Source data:
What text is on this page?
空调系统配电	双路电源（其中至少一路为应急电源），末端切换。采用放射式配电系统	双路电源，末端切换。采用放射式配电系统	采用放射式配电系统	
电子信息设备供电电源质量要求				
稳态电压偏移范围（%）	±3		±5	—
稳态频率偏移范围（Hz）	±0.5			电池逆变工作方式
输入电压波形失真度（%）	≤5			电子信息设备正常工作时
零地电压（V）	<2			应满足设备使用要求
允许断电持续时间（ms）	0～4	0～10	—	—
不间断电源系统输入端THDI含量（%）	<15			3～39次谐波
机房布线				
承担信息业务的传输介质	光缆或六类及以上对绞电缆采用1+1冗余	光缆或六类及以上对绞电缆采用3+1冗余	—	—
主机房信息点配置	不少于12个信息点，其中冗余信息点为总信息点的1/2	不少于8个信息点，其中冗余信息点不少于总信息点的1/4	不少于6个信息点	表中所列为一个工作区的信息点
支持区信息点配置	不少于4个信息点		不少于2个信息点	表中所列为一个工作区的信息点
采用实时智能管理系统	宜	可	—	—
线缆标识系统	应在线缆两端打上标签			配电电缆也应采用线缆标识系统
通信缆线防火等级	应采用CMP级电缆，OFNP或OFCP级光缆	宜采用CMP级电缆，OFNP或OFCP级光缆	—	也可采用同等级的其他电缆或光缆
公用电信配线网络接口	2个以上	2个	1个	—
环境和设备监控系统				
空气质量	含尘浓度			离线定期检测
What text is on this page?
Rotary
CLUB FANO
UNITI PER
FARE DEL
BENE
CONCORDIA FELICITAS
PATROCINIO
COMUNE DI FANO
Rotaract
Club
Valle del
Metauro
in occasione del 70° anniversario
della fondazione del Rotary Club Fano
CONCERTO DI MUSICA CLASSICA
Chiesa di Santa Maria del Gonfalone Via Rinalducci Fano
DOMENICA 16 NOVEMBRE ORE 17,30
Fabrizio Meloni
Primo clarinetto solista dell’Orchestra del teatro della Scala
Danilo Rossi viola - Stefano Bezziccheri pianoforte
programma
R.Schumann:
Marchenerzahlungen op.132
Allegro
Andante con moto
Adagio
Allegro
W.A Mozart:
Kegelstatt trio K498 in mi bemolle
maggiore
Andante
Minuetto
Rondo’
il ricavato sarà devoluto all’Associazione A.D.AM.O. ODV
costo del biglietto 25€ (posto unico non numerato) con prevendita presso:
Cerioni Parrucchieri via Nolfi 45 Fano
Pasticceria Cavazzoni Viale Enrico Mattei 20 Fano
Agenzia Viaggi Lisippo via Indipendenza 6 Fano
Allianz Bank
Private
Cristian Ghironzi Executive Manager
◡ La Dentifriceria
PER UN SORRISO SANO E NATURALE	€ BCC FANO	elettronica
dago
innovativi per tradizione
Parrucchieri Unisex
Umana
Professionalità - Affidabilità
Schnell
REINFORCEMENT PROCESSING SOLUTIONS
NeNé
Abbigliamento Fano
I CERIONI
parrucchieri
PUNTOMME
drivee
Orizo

Problem statement:
Search the data above for lines holding "Rotary" and copy each of them.

Written response:
Rotary
della fondazione del Rotary Club Fano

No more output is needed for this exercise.